== Exercise data ==
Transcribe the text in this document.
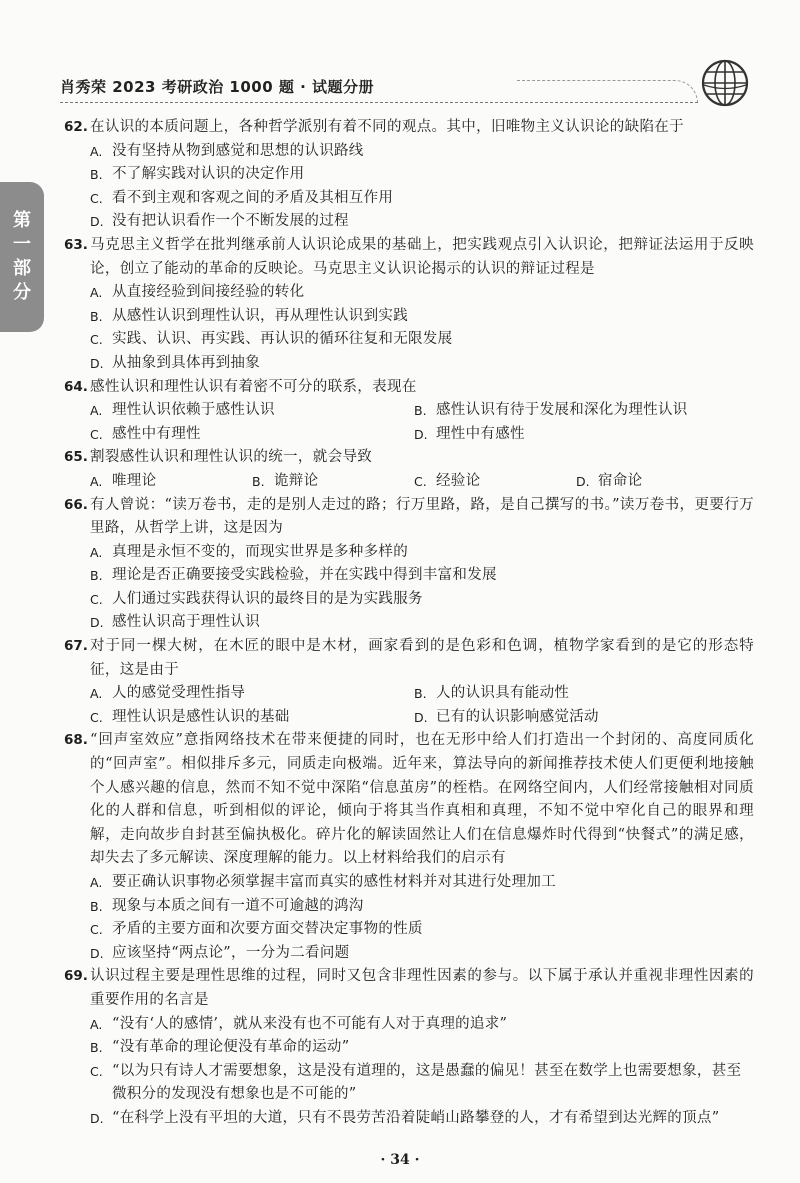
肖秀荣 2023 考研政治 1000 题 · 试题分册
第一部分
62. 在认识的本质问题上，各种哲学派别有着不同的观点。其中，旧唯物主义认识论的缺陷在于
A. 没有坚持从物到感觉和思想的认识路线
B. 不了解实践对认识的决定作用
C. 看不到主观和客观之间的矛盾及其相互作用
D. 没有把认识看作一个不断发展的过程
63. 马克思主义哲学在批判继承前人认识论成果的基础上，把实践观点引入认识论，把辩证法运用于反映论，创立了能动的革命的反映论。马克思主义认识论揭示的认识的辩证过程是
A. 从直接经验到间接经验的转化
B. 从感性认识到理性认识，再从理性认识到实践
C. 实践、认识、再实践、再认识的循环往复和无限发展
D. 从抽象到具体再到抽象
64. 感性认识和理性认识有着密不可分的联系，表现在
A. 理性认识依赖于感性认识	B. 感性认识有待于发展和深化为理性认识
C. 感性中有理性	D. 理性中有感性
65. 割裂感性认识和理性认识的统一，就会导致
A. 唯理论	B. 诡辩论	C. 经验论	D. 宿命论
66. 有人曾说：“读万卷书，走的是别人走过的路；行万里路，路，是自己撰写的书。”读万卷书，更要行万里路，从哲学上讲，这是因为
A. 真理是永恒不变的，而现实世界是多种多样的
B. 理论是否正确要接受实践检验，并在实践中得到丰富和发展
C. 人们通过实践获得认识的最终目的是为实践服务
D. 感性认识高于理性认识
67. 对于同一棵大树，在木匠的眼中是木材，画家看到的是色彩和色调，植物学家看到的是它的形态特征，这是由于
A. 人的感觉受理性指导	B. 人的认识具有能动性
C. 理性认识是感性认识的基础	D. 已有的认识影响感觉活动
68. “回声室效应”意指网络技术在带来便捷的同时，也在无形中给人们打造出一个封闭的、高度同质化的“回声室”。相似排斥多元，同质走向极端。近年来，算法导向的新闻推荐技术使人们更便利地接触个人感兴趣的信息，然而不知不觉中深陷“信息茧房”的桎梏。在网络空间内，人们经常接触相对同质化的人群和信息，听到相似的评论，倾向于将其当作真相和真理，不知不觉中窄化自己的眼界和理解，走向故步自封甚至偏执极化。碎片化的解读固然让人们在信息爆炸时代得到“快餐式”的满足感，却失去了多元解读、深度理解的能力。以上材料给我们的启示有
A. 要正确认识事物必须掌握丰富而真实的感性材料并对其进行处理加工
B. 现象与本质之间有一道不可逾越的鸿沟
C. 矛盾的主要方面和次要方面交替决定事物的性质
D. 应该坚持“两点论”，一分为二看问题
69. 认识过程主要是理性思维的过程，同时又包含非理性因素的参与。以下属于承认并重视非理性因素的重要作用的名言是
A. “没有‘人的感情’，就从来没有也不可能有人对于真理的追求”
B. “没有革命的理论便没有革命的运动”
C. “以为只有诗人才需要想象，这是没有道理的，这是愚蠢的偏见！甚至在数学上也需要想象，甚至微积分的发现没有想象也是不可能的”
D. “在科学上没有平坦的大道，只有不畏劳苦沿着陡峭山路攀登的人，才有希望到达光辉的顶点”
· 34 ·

== The exercise ==
Copy out the data above exactly, except the pictures.

== Task solution ==
Transcribe the text in this document.
肖秀荣 2023 考研政治 1000 题 · 试题分册
第一部分
62. 在认识的本质问题上，各种哲学派别有着不同的观点。其中，旧唯物主义认识论的缺陷在于
A. 没有坚持从物到感觉和思想的认识路线
B. 不了解实践对认识的决定作用
C. 看不到主观和客观之间的矛盾及其相互作用
D. 没有把认识看作一个不断发展的过程
63. 马克思主义哲学在批判继承前人认识论成果的基础上，把实践观点引入认识论，把辩证法运用于反映论，创立了能动的革命的反映论。马克思主义认识论揭示的认识的辩证过程是
A. 从直接经验到间接经验的转化
B. 从感性认识到理性认识，再从理性认识到实践
C. 实践、认识、再实践、再认识的循环往复和无限发展
D. 从抽象到具体再到抽象
64. 感性认识和理性认识有着密不可分的联系，表现在
A. 理性认识依赖于感性认识	B. 感性认识有待于发展和深化为理性认识
C. 感性中有理性	D. 理性中有感性
65. 割裂感性认识和理性认识的统一，就会导致
A. 唯理论	B. 诡辩论	C. 经验论	D. 宿命论
66. 有人曾说：“读万卷书，走的是别人走过的路；行万里路，路，是自己撰写的书。”读万卷书，更要行万里路，从哲学上讲，这是因为
A. 真理是永恒不变的，而现实世界是多种多样的
B. 理论是否正确要接受实践检验，并在实践中得到丰富和发展
C. 人们通过实践获得认识的最终目的是为实践服务
D. 感性认识高于理性认识
67. 对于同一棵大树，在木匠的眼中是木材，画家看到的是色彩和色调，植物学家看到的是它的形态特征，这是由于
A. 人的感觉受理性指导	B. 人的认识具有能动性
C. 理性认识是感性认识的基础	D. 已有的认识影响感觉活动
68. “回声室效应”意指网络技术在带来便捷的同时，也在无形中给人们打造出一个封闭的、高度同质化的“回声室”。相似排斥多元，同质走向极端。近年来，算法导向的新闻推荐技术使人们更便利地接触个人感兴趣的信息，然而不知不觉中深陷“信息茧房”的桎梏。在网络空间内，人们经常接触相对同质化的人群和信息，听到相似的评论，倾向于将其当作真相和真理，不知不觉中窄化自己的眼界和理解，走向故步自封甚至偏执极化。碎片化的解读固然让人们在信息爆炸时代得到“快餐式”的满足感，却失去了多元解读、深度理解的能力。以上材料给我们的启示有
A. 要正确认识事物必须掌握丰富而真实的感性材料并对其进行处理加工
B. 现象与本质之间有一道不可逾越的鸿沟
C. 矛盾的主要方面和次要方面交替决定事物的性质
D. 应该坚持“两点论”，一分为二看问题
69. 认识过程主要是理性思维的过程，同时又包含非理性因素的参与。以下属于承认并重视非理性因素的重要作用的名言是
A. “没有‘人的感情’，就从来没有也不可能有人对于真理的追求”
B. “没有革命的理论便没有革命的运动”
C. “以为只有诗人才需要想象，这是没有道理的，这是愚蠢的偏见！甚至在数学上也需要想象，甚至微积分的发现没有想象也是不可能的”
D. “在科学上没有平坦的大道，只有不畏劳苦沿着陡峭山路攀登的人，才有希望到达光辉的顶点”
· 34 ·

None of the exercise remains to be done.